Direction: Lines holding the string "name" are the ones to copy from this listing.

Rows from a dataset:

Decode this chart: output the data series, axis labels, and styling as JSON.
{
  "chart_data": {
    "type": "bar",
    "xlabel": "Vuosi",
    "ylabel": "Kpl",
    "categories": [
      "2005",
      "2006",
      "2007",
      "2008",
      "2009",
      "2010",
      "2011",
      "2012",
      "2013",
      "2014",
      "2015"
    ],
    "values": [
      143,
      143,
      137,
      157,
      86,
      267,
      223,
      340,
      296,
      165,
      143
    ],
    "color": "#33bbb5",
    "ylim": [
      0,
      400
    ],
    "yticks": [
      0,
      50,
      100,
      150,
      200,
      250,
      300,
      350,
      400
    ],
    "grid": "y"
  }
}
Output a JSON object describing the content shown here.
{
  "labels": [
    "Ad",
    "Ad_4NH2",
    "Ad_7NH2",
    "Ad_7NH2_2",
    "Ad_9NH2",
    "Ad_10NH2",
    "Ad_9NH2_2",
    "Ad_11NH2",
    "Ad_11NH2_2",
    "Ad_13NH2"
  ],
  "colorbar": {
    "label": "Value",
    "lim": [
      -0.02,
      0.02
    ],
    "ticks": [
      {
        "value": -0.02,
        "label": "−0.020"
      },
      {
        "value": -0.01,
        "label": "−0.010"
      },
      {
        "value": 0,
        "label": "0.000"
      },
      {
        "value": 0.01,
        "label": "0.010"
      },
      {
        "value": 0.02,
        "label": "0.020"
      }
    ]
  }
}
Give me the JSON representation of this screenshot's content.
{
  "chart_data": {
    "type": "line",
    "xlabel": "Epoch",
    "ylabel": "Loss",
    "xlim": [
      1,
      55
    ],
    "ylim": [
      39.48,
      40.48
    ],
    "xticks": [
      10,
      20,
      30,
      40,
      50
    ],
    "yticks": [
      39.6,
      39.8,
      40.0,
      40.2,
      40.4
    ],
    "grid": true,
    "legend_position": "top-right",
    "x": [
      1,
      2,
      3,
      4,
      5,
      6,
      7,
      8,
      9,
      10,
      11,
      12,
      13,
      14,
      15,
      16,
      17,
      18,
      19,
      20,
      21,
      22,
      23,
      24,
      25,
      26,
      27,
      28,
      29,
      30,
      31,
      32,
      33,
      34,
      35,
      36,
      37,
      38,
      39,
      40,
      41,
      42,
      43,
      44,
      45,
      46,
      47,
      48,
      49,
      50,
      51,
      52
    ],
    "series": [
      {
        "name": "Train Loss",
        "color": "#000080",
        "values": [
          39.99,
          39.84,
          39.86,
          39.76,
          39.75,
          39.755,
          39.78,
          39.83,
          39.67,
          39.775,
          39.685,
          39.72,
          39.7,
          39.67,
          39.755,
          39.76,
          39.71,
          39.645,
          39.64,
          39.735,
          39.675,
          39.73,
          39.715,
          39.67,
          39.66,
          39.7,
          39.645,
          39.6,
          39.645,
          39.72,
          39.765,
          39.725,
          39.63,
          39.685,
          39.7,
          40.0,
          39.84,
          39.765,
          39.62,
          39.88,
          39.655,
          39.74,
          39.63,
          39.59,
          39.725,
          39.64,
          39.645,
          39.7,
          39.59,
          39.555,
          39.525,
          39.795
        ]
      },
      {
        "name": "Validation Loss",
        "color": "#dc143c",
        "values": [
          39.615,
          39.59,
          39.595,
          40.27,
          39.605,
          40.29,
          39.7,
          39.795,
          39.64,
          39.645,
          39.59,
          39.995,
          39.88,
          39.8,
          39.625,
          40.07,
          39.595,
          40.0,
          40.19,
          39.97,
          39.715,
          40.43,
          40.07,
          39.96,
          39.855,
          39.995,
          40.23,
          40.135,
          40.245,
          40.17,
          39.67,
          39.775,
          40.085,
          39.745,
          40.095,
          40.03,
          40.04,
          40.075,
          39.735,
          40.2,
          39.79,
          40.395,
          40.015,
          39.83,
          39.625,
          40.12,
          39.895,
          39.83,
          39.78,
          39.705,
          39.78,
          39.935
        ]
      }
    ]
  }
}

Solution to the problem:
        "name": "Train Loss",
        "name": "Validation Loss",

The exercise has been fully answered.